begin Dataset content
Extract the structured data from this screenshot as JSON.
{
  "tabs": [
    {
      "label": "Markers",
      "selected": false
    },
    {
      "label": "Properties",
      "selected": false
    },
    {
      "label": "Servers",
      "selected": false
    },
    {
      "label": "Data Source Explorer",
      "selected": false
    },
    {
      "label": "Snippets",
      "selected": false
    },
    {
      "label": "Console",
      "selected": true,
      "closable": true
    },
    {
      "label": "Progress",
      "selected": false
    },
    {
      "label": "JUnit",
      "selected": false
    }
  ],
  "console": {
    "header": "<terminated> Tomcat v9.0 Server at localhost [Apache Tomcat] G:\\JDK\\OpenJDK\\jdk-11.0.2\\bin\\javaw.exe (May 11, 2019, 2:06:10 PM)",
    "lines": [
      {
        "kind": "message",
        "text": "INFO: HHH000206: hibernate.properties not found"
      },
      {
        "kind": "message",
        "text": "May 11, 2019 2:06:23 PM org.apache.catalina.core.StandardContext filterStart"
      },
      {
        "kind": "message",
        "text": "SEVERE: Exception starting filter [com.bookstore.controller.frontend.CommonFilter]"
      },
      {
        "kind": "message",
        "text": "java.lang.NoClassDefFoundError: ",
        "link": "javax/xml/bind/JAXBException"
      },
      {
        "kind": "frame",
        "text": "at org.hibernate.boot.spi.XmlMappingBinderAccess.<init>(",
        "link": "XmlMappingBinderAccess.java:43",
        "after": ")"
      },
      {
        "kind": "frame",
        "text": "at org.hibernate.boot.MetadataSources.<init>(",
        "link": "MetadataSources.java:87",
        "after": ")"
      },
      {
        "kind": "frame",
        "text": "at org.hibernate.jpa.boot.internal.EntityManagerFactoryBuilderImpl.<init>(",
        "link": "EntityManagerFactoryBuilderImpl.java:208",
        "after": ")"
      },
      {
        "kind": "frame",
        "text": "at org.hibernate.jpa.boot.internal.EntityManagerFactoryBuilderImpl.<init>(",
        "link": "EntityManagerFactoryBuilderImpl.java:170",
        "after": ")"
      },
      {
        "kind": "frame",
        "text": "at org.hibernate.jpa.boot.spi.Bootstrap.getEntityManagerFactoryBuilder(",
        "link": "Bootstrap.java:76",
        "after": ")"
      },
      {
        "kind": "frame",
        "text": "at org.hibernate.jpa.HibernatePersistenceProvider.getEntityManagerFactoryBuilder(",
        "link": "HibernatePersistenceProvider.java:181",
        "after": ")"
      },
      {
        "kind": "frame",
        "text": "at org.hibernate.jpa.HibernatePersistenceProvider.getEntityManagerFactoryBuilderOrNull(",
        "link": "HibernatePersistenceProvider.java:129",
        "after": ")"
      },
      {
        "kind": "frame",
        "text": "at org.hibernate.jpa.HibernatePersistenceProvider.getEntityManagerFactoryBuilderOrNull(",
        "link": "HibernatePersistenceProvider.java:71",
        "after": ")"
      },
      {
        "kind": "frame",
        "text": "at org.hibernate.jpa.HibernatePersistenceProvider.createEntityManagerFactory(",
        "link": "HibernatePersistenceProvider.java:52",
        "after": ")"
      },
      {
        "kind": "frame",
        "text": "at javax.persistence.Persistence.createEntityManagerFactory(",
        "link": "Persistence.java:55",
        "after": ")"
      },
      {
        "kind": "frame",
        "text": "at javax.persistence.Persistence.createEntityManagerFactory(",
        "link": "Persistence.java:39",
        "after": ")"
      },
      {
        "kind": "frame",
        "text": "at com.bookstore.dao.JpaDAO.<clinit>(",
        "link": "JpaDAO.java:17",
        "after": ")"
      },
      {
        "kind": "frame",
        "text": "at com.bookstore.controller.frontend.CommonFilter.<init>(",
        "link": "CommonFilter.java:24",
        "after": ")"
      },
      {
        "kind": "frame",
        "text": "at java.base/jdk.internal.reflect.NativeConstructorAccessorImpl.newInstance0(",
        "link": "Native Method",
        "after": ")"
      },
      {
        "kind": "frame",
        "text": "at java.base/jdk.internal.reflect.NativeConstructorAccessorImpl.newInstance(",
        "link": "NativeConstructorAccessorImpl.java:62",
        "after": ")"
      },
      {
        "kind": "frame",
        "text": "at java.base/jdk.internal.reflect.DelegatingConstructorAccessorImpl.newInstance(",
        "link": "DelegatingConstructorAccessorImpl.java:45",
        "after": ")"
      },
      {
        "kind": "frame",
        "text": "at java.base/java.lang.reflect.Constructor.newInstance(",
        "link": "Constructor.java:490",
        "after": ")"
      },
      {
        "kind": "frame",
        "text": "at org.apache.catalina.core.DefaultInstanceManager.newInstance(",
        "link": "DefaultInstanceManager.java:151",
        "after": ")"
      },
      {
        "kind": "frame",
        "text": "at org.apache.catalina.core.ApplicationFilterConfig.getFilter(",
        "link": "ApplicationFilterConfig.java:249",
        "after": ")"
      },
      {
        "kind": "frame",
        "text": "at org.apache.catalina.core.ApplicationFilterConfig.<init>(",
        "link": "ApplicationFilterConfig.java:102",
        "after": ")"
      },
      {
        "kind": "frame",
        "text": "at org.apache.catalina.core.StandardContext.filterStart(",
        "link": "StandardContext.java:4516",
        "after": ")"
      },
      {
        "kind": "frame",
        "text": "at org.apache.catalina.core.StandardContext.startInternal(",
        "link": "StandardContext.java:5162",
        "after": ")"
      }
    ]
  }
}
end Dataset content
▶ [Objective]
Give the number of lines in the listing above that hold the string "base", with nothing else.

▶ [Exercise output]
4